» **The exercise**:
Will you output the entries below exactly, skipping every image they contain?

» **Stored entries**:
○ ○ ○ ○

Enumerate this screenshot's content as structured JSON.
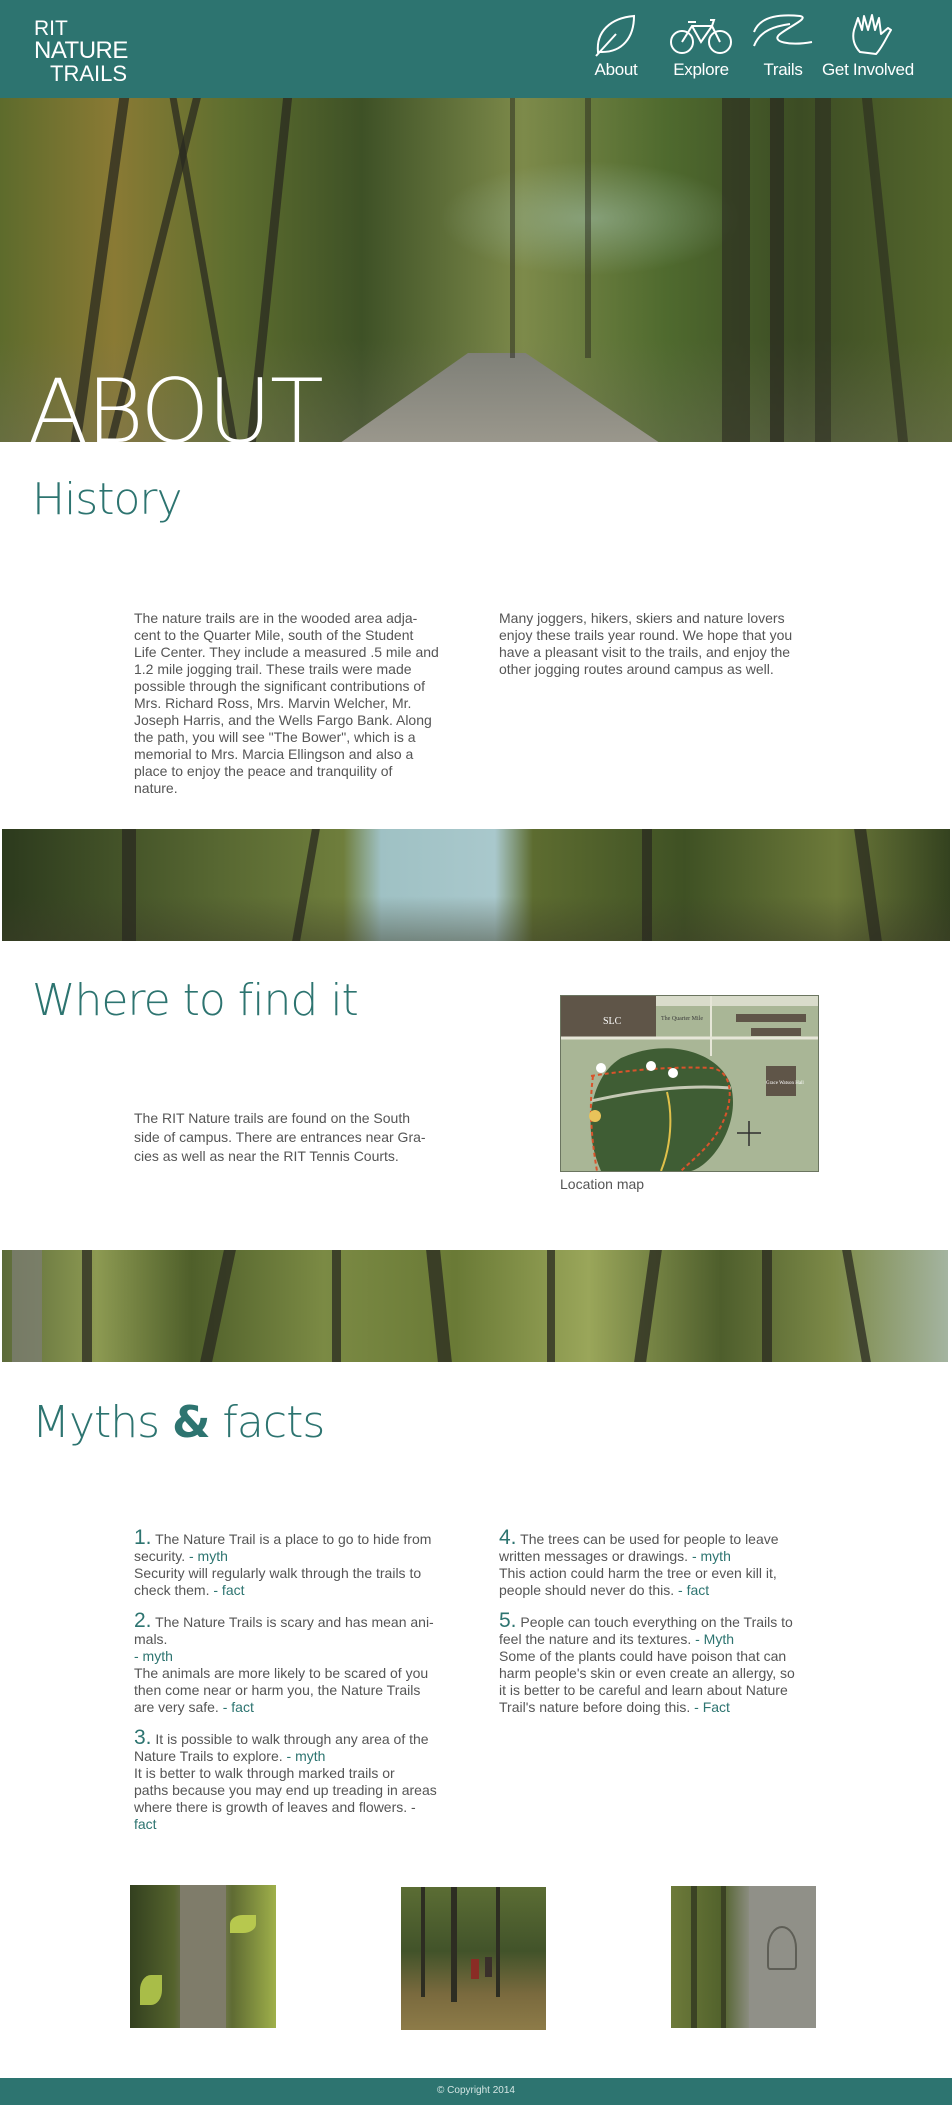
{
  "header": {
    "logo": {
      "line1": "RIT",
      "line2": "NATURE",
      "line3": "TRAILS"
    },
    "nav": [
      {
        "label": "About",
        "icon": "leaf-icon"
      },
      {
        "label": "Explore",
        "icon": "bicycle-icon"
      },
      {
        "label": "Trails",
        "icon": "trail-icon"
      },
      {
        "label": "Get Involved",
        "icon": "hand-icon"
      }
    ]
  },
  "hero": {
    "title": "ABOUT"
  },
  "history": {
    "heading": "History",
    "col1": [
      "The nature trails are in the wooded area adja-",
      "cent to the Quarter Mile, south of the Student",
      "Life Center. They include a measured .5 mile and",
      "1.2 mile jogging trail. These trails were made",
      "possible through the significant contributions of",
      "Mrs. Richard Ross, Mrs. Marvin Welcher, Mr.",
      "Joseph Harris, and the Wells Fargo Bank. Along",
      "the path, you will see \"The Bower\", which is a",
      "memorial to Mrs. Marcia Ellingson and also a",
      "place to enjoy the peace and tranquility of",
      "nature."
    ],
    "col2": [
      "Many joggers, hikers, skiers and nature lovers",
      "enjoy these trails year round. We hope that you",
      "have a pleasant visit to the trails, and enjoy the",
      "other jogging routes around campus as well."
    ]
  },
  "where": {
    "heading": "Where to find it",
    "text": [
      "The RIT Nature trails are found on the South",
      "side of campus. There are entrances near Gra-",
      "cies as well as near the RIT  Tennis Courts."
    ],
    "map_labels": {
      "slc": "SLC",
      "quarter_mile": "The Quarter Mile",
      "gracies": "Grace Watson Hall"
    },
    "map_caption": "Location map"
  },
  "myths": {
    "heading_a": "Myths ",
    "heading_amp": "&",
    "heading_b": " facts",
    "items": [
      {
        "num": "1.",
        "claim_l1": " The Nature Trail is a place to go to hide from",
        "claim_l2": "security.",
        "claim_tag": " - myth",
        "answer_lines": [
          "Security will regularly walk through the trails to"
        ],
        "answer_last": "check them.",
        "answer_tag": " - fact"
      },
      {
        "num": "2.",
        "claim_l1": " The Nature Trails is scary and has mean ani-",
        "claim_l2": "mals.",
        "claim_tag": "- myth",
        "answer_lines": [
          "The animals are more likely to be scared of you",
          "then come near or harm you, the Nature Trails"
        ],
        "answer_last": "are very safe.",
        "answer_tag": "  - fact"
      },
      {
        "num": "3.",
        "claim_l1": " It is possible to walk through any area of the",
        "claim_l2": "Nature Trails to explore.",
        "claim_tag": " - myth",
        "answer_lines": [
          "It is better to walk through marked trails or",
          "paths because you may end up treading in areas",
          "where there is growth of leaves and flowers. -"
        ],
        "answer_last": "",
        "answer_tag": "fact"
      },
      {
        "num": "4.",
        "claim_l1": " The trees can be used for people to leave",
        "claim_l2": "written messages or drawings.",
        "claim_tag": " - myth",
        "answer_lines": [
          "This action could harm the tree or even kill it,"
        ],
        "answer_last": "people should never do this.",
        "answer_tag": " - fact"
      },
      {
        "num": "5.",
        "claim_l1": " People can touch everything on the Trails to",
        "claim_l2": "feel the nature and its textures.",
        "claim_tag": " - Myth",
        "answer_lines": [
          "Some of the plants could have poison that can",
          "harm people's skin or even create an allergy, so",
          "it is better to be careful and learn about Nature"
        ],
        "answer_last": "Trail's nature before doing this.",
        "answer_tag": " - Fact"
      }
    ]
  },
  "footer": {
    "copyright": "© Copyright 2014"
  },
  "colors": {
    "brand": "#2d7470",
    "text": "#555555"
  }
}
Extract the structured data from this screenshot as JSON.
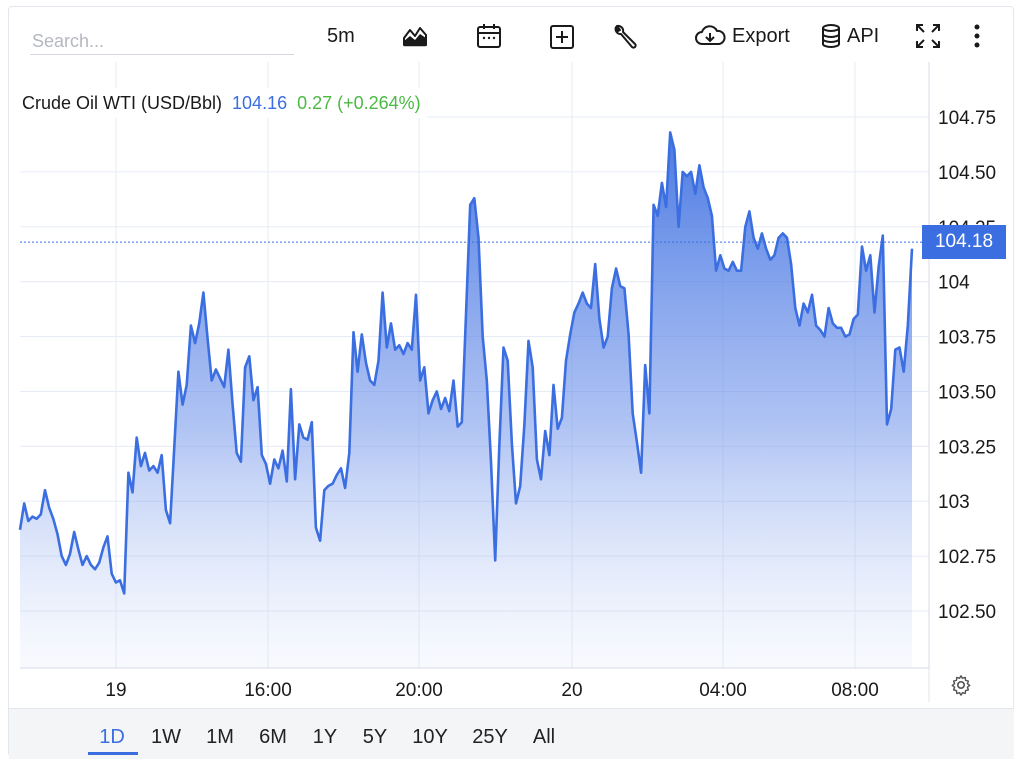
{
  "toolbar": {
    "search_placeholder": "Search...",
    "interval_label": "5m",
    "export_label": "Export",
    "api_label": "API"
  },
  "legend": {
    "name": "Crude Oil WTI (USD/Bbl)",
    "price": "104.16",
    "change": "0.27 (+0.264%)"
  },
  "last_price_label": "104.18",
  "ranges": [
    "1D",
    "1W",
    "1M",
    "6M",
    "1Y",
    "5Y",
    "10Y",
    "25Y",
    "All"
  ],
  "active_range": "1D",
  "colors": {
    "line": "#3b6ee0",
    "positive": "#4cb944",
    "grid": "#e6ecf5"
  },
  "chart_data": {
    "type": "area",
    "title": "Crude Oil WTI (USD/Bbl)",
    "x_ticks": [
      "19",
      "16:00",
      "20:00",
      "20",
      "04:00",
      "08:00"
    ],
    "y_ticks": [
      "102.50",
      "102.75",
      "103",
      "103.25",
      "103.50",
      "103.75",
      "104",
      "104.25",
      "104.50",
      "104.75"
    ],
    "ylim": [
      102.25,
      104.95
    ],
    "last_value": 104.18,
    "series": [
      {
        "values": [
          102.87,
          102.99,
          102.91,
          102.93,
          102.92,
          102.94,
          103.05,
          102.97,
          102.92,
          102.85,
          102.75,
          102.71,
          102.76,
          102.86,
          102.78,
          102.71,
          102.75,
          102.71,
          102.69,
          102.72,
          102.79,
          102.84,
          102.67,
          102.63,
          102.64,
          102.58,
          103.13,
          103.04,
          103.29,
          103.16,
          103.22,
          103.14,
          103.16,
          103.13,
          103.21,
          102.96,
          102.9,
          103.24,
          103.59,
          103.44,
          103.53,
          103.8,
          103.72,
          103.81,
          103.95,
          103.74,
          103.55,
          103.6,
          103.56,
          103.52,
          103.69,
          103.44,
          103.22,
          103.18,
          103.61,
          103.66,
          103.46,
          103.52,
          103.21,
          103.17,
          103.08,
          103.19,
          103.15,
          103.23,
          103.09,
          103.51,
          103.1,
          103.35,
          103.29,
          103.28,
          103.36,
          102.88,
          102.82,
          103.05,
          103.07,
          103.08,
          103.12,
          103.15,
          103.06,
          103.22,
          103.77,
          103.59,
          103.76,
          103.63,
          103.55,
          103.53,
          103.64,
          103.95,
          103.7,
          103.81,
          103.69,
          103.71,
          103.67,
          103.72,
          103.69,
          103.94,
          103.55,
          103.61,
          103.4,
          103.46,
          103.5,
          103.42,
          103.47,
          103.41,
          103.55,
          103.34,
          103.36,
          103.85,
          104.35,
          104.38,
          104.2,
          103.75,
          103.55,
          103.18,
          102.73,
          103.25,
          103.7,
          103.64,
          103.26,
          102.99,
          103.07,
          103.35,
          103.73,
          103.61,
          103.19,
          103.1,
          103.32,
          103.21,
          103.53,
          103.33,
          103.38,
          103.64,
          103.76,
          103.86,
          103.9,
          103.95,
          103.9,
          103.88,
          104.08,
          103.83,
          103.7,
          103.75,
          103.97,
          104.06,
          103.98,
          103.97,
          103.76,
          103.4,
          103.27,
          103.13,
          103.62,
          103.4,
          104.35,
          104.3,
          104.45,
          104.34,
          104.68,
          104.6,
          104.25,
          104.5,
          104.48,
          104.5,
          104.4,
          104.53,
          104.43,
          104.38,
          104.3,
          104.05,
          104.12,
          104.06,
          104.05,
          104.09,
          104.05,
          104.05,
          104.25,
          104.32,
          104.2,
          104.15,
          104.22,
          104.15,
          104.1,
          104.12,
          104.2,
          104.22,
          104.2,
          104.08,
          103.88,
          103.8,
          103.9,
          103.86,
          103.94,
          103.8,
          103.78,
          103.75,
          103.88,
          103.81,
          103.79,
          103.79,
          103.75,
          103.76,
          103.83,
          103.85,
          104.16,
          104.05,
          104.12,
          103.86,
          104.07,
          104.21,
          103.35,
          103.42,
          103.69,
          103.7,
          103.59,
          103.8,
          104.15
        ]
      }
    ]
  }
}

○ ○ ○ ○

» **Solution to this task**:
Enumerate this screenshot's content as structured JSON.
{
  "header": {
    "logo": {
      "line1": "RIT",
      "line2": "NATURE",
      "line3": "TRAILS"
    },
    "nav": [
      {
        "label": "About",
        "icon": "leaf-icon"
      },
      {
        "label": "Explore",
        "icon": "bicycle-icon"
      },
      {
        "label": "Trails",
        "icon": "trail-icon"
      },
      {
        "label": "Get Involved",
        "icon": "hand-icon"
      }
    ]
  },
  "hero": {
    "title": "ABOUT"
  },
  "history": {
    "heading": "History",
    "col1": [
      "The nature trails are in the wooded area adja-",
      "cent to the Quarter Mile, south of the Student",
      "Life Center. They include a measured .5 mile and",
      "1.2 mile jogging trail. These trails were made",
      "possible through the significant contributions of",
      "Mrs. Richard Ross, Mrs. Marvin Welcher, Mr.",
      "Joseph Harris, and the Wells Fargo Bank. Along",
      "the path, you will see \"The Bower\", which is a",
      "memorial to Mrs. Marcia Ellingson and also a",
      "place to enjoy the peace and tranquility of",
      "nature."
    ],
    "col2": [
      "Many joggers, hikers, skiers and nature lovers",
      "enjoy these trails year round. We hope that you",
      "have a pleasant visit to the trails, and enjoy the",
      "other jogging routes around campus as well."
    ]
  },
  "where": {
    "heading": "Where to find it",
    "text": [
      "The RIT Nature trails are found on the South",
      "side of campus. There are entrances near Gra-",
      "cies as well as near the RIT  Tennis Courts."
    ],
    "map_labels": {
      "slc": "SLC",
      "quarter_mile": "The Quarter Mile",
      "gracies": "Grace Watson Hall"
    },
    "map_caption": "Location map"
  },
  "myths": {
    "heading_a": "Myths ",
    "heading_amp": "&",
    "heading_b": " facts",
    "items": [
      {
        "num": "1.",
        "claim_l1": " The Nature Trail is a place to go to hide from",
        "claim_l2": "security.",
        "claim_tag": " - myth",
        "answer_lines": [
          "Security will regularly walk through the trails to"
        ],
        "answer_last": "check them.",
        "answer_tag": " - fact"
      },
      {
        "num": "2.",
        "claim_l1": " The Nature Trails is scary and has mean ani-",
        "claim_l2": "mals.",
        "claim_tag": "- myth",
        "answer_lines": [
          "The animals are more likely to be scared of you",
          "then come near or harm you, the Nature Trails"
        ],
        "answer_last": "are very safe.",
        "answer_tag": "  - fact"
      },
      {
        "num": "3.",
        "claim_l1": " It is possible to walk through any area of the",
        "claim_l2": "Nature Trails to explore.",
        "claim_tag": " - myth",
        "answer_lines": [
          "It is better to walk through marked trails or",
          "paths because you may end up treading in areas",
          "where there is growth of leaves and flowers. -"
        ],
        "answer_last": "",
        "answer_tag": "fact"
      },
      {
        "num": "4.",
        "claim_l1": " The trees can be used for people to leave",
        "claim_l2": "written messages or drawings.",
        "claim_tag": " - myth",
        "answer_lines": [
          "This action could harm the tree or even kill it,"
        ],
        "answer_last": "people should never do this.",
        "answer_tag": " - fact"
      },
      {
        "num": "5.",
        "claim_l1": " People can touch everything on the Trails to",
        "claim_l2": "feel the nature and its textures.",
        "claim_tag": " - Myth",
        "answer_lines": [
          "Some of the plants could have poison that can",
          "harm people's skin or even create an allergy, so",
          "it is better to be careful and learn about Nature"
        ],
        "answer_last": "Trail's nature before doing this.",
        "answer_tag": " - Fact"
      }
    ]
  },
  "footer": {
    "copyright": "© Copyright 2014"
  },
  "colors": {
    "brand": "#2d7470",
    "text": "#555555"
  }
}
Extract the structured data from this screenshot as JSON.
{
  "toolbar": {
    "search_placeholder": "Search...",
    "interval_label": "5m",
    "export_label": "Export",
    "api_label": "API"
  },
  "legend": {
    "name": "Crude Oil WTI (USD/Bbl)",
    "price": "104.16",
    "change": "0.27 (+0.264%)"
  },
  "last_price_label": "104.18",
  "ranges": [
    "1D",
    "1W",
    "1M",
    "6M",
    "1Y",
    "5Y",
    "10Y",
    "25Y",
    "All"
  ],
  "active_range": "1D",
  "colors": {
    "line": "#3b6ee0",
    "positive": "#4cb944",
    "grid": "#e6ecf5"
  },
  "chart_data": {
    "type": "area",
    "title": "Crude Oil WTI (USD/Bbl)",
    "x_ticks": [
      "19",
      "16:00",
      "20:00",
      "20",
      "04:00",
      "08:00"
    ],
    "y_ticks": [
      "102.50",
      "102.75",
      "103",
      "103.25",
      "103.50",
      "103.75",
      "104",
      "104.25",
      "104.50",
      "104.75"
    ],
    "ylim": [
      102.25,
      104.95
    ],
    "last_value": 104.18,
    "series": [
      {
        "values": [
          102.87,
          102.99,
          102.91,
          102.93,
          102.92,
          102.94,
          103.05,
          102.97,
          102.92,
          102.85,
          102.75,
          102.71,
          102.76,
          102.86,
          102.78,
          102.71,
          102.75,
          102.71,
          102.69,
          102.72,
          102.79,
          102.84,
          102.67,
          102.63,
          102.64,
          102.58,
          103.13,
          103.04,
          103.29,
          103.16,
          103.22,
          103.14,
          103.16,
          103.13,
          103.21,
          102.96,
          102.9,
          103.24,
          103.59,
          103.44,
          103.53,
          103.8,
          103.72,
          103.81,
          103.95,
          103.74,
          103.55,
          103.6,
          103.56,
          103.52,
          103.69,
          103.44,
          103.22,
          103.18,
          103.61,
          103.66,
          103.46,
          103.52,
          103.21,
          103.17,
          103.08,
          103.19,
          103.15,
          103.23,
          103.09,
          103.51,
          103.1,
          103.35,
          103.29,
          103.28,
          103.36,
          102.88,
          102.82,
          103.05,
          103.07,
          103.08,
          103.12,
          103.15,
          103.06,
          103.22,
          103.77,
          103.59,
          103.76,
          103.63,
          103.55,
          103.53,
          103.64,
          103.95,
          103.7,
          103.81,
          103.69,
          103.71,
          103.67,
          103.72,
          103.69,
          103.94,
          103.55,
          103.61,
          103.4,
          103.46,
          103.5,
          103.42,
          103.47,
          103.41,
          103.55,
          103.34,
          103.36,
          103.85,
          104.35,
          104.38,
          104.2,
          103.75,
          103.55,
          103.18,
          102.73,
          103.25,
          103.7,
          103.64,
          103.26,
          102.99,
          103.07,
          103.35,
          103.73,
          103.61,
          103.19,
          103.1,
          103.32,
          103.21,
          103.53,
          103.33,
          103.38,
          103.64,
          103.76,
          103.86,
          103.9,
          103.95,
          103.9,
          103.88,
          104.08,
          103.83,
          103.7,
          103.75,
          103.97,
          104.06,
          103.98,
          103.97,
          103.76,
          103.4,
          103.27,
          103.13,
          103.62,
          103.4,
          104.35,
          104.3,
          104.45,
          104.34,
          104.68,
          104.6,
          104.25,
          104.5,
          104.48,
          104.5,
          104.4,
          104.53,
          104.43,
          104.38,
          104.3,
          104.05,
          104.12,
          104.06,
          104.05,
          104.09,
          104.05,
          104.05,
          104.25,
          104.32,
          104.2,
          104.15,
          104.22,
          104.15,
          104.1,
          104.12,
          104.2,
          104.22,
          104.2,
          104.08,
          103.88,
          103.8,
          103.9,
          103.86,
          103.94,
          103.8,
          103.78,
          103.75,
          103.88,
          103.81,
          103.79,
          103.79,
          103.75,
          103.76,
          103.83,
          103.85,
          104.16,
          104.05,
          104.12,
          103.86,
          104.07,
          104.21,
          103.35,
          103.42,
          103.69,
          103.7,
          103.59,
          103.8,
          104.15
        ]
      }
    ]
  }
}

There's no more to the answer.